* [YOUR GOAL]
Whenever the string "process" turns up in a line of the data below, copy that line.

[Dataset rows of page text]
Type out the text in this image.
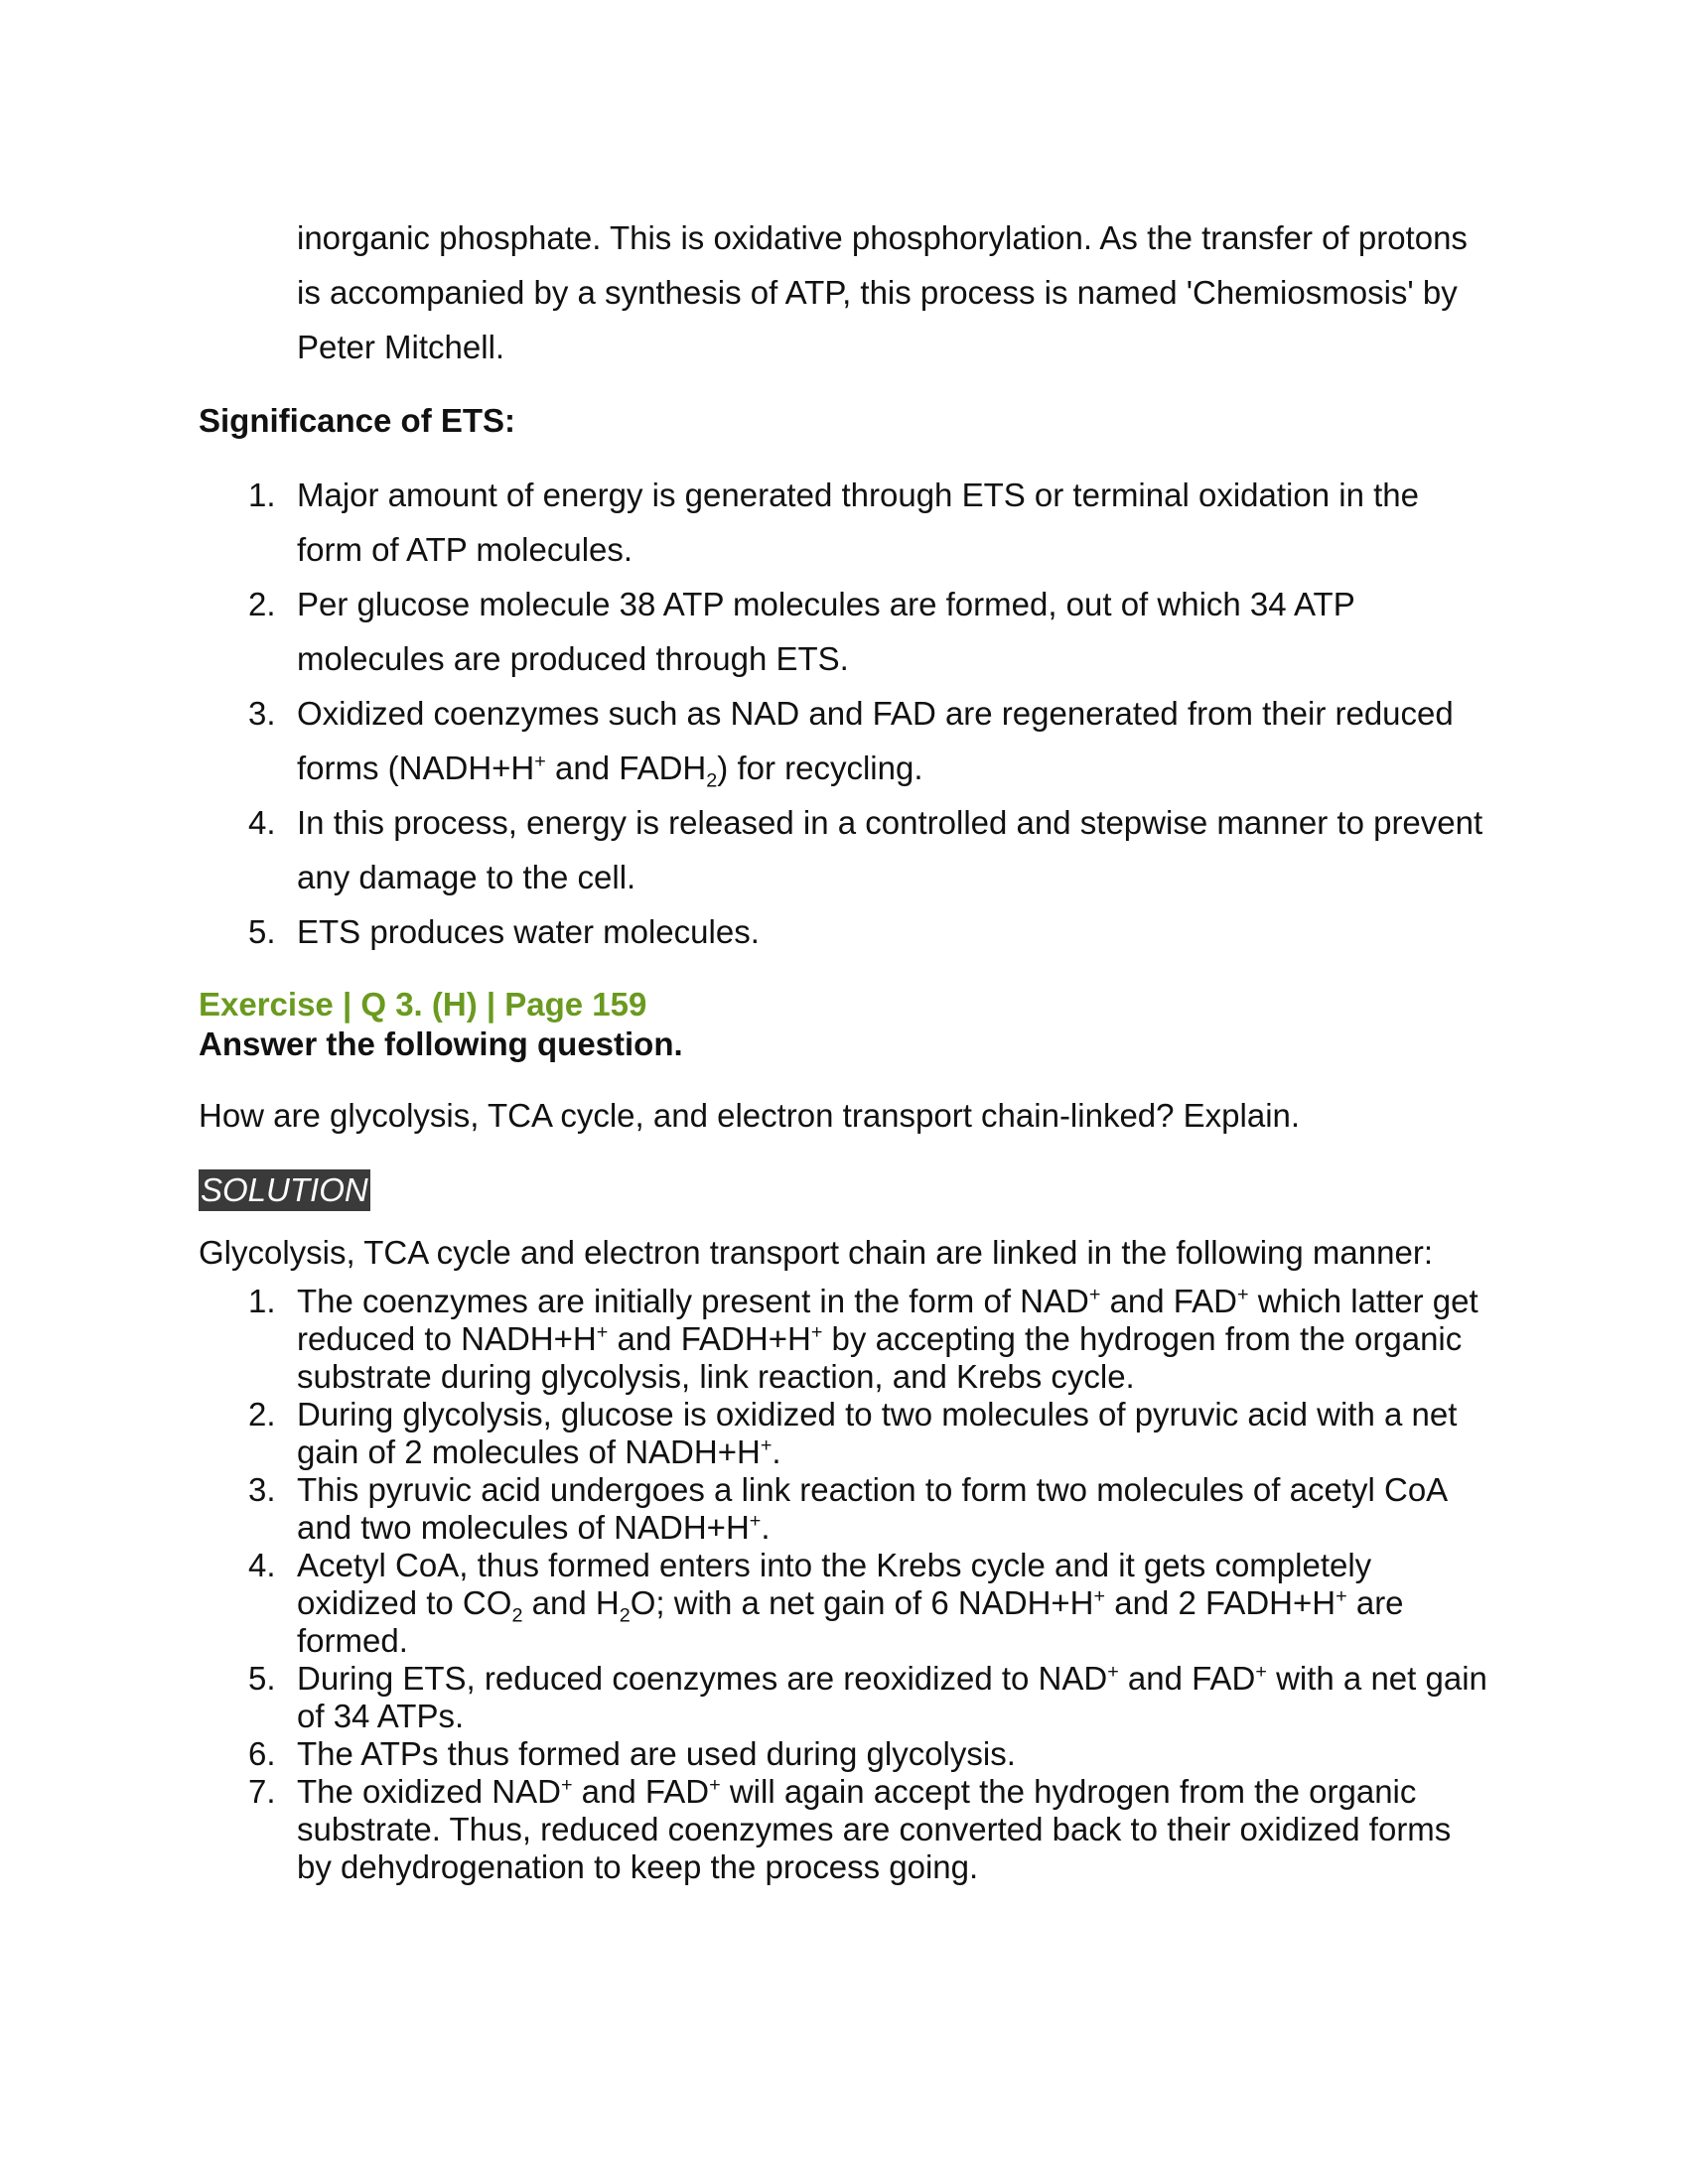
inorganic phosphate. This is oxidative phosphorylation. As the transfer of protons is accompanied by a synthesis of ATP, this process is named 'Chemiosmosis' by Peter Mitchell.

Significance of ETS:

1. Major amount of energy is generated through ETS or terminal oxidation in the form of ATP molecules.
2. Per glucose molecule 38 ATP molecules are formed, out of which 34 ATP molecules are produced through ETS.
3. Oxidized coenzymes such as NAD and FAD are regenerated from their reduced forms (NADH+H+ and $FADH_2$) for recycling.
4. In this process, energy is released in a controlled and stepwise manner to prevent any damage to the cell.
5. ETS produces water molecules.

Exercise | Q 3. (H) | Page 159

Answer the following question.

How are glycolysis, TCA cycle, and electron transport chain-linked? Explain.

SOLUTION

Glycolysis, TCA cycle and electron transport chain are linked in the following manner:

1. The coenzymes are initially present in the form of NAD+ and FAD+ which latter get reduced to NADH+H+ and FADH+H+ by accepting the hydrogen from the organic substrate during glycolysis, link reaction, and Krebs cycle.
2. During glycolysis, glucose is oxidized to two molecules of pyruvic acid with a net gain of 2 molecules of NADH+H+.
3. This pyruvic acid undergoes a link reaction to form two molecules of acetyl CoA and two molecules of NADH+H+.
4. Acetyl CoA, thus formed enters into the Krebs cycle and it gets completely oxidized to $CO_2$ and $H_2O$; with a net gain of 6 NADH+H+ and 2 FADH+H+ are formed.
5. During ETS, reduced coenzymes are reoxidized to NAD+ and FAD+ with a net gain of 34 ATPs.
6. The ATPs thus formed are used during glycolysis.
7. The oxidized NAD+ and FAD+ will again accept the hydrogen from the organic substrate. Thus, reduced coenzymes are converted back to their oxidized forms by dehydrogenation to keep the process going.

* [EXERCISE RESULT]
inorganic phosphate. This is oxidative phosphorylation. As the transfer of protons is accompanied by a synthesis of ATP, this process is named 'Chemiosmosis' by Peter Mitchell.
4. In this process, energy is released in a controlled and stepwise manner to prevent any damage to the cell.
7. The oxidized NAD+ and FAD+ will again accept the hydrogen from the organic substrate. Thus, reduced coenzymes are converted back to their oxidized forms by dehydrogenation to keep the process going.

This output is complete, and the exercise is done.